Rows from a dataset
▬▬▬
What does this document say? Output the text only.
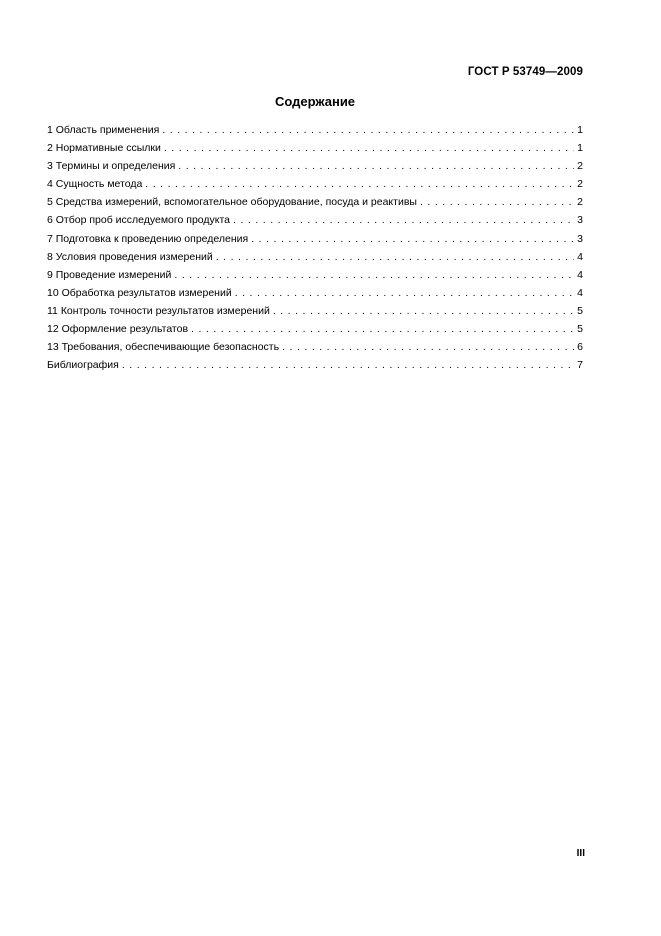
ГОСТ Р 53749—2009
Содержание
1 Область применения . . .	1
2 Нормативные ссылки . . .	1
3 Термины и определения . . .	2
4 Сущность метода . . .	2
5 Средства измерений, вспомогательное оборудование, посуда и реактивы . . .	2
6 Отбор проб исследуемого продукта . . .	3
7 Подготовка к проведению определения . . .	3
8 Условия проведения измерений . . .	4
9 Проведение измерений . . .	4
10 Обработка результатов измерений . . .	4
11 Контроль точности результатов измерений . . .	5
12 Оформление результатов . . .	5
13 Требования, обеспечивающие безопасность . . .	6
Библиография . . .	7
III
▬▬▬
Without the pictures, repeat all the records word for word.

**Solution for this problem:**
What does this document say? Output the text only.
ГОСТ Р 53749—2009
Содержание
1 Область применения . . .	1
2 Нормативные ссылки . . .	1
3 Термины и определения . . .	2
4 Сущность метода . . .	2
5 Средства измерений, вспомогательное оборудование, посуда и реактивы . . .	2
6 Отбор проб исследуемого продукта . . .	3
7 Подготовка к проведению определения . . .	3
8 Условия проведения измерений . . .	4
9 Проведение измерений . . .	4
10 Обработка результатов измерений . . .	4
11 Контроль точности результатов измерений . . .	5
12 Оформление результатов . . .	5
13 Требования, обеспечивающие безопасность . . .	6
Библиография . . .	7
III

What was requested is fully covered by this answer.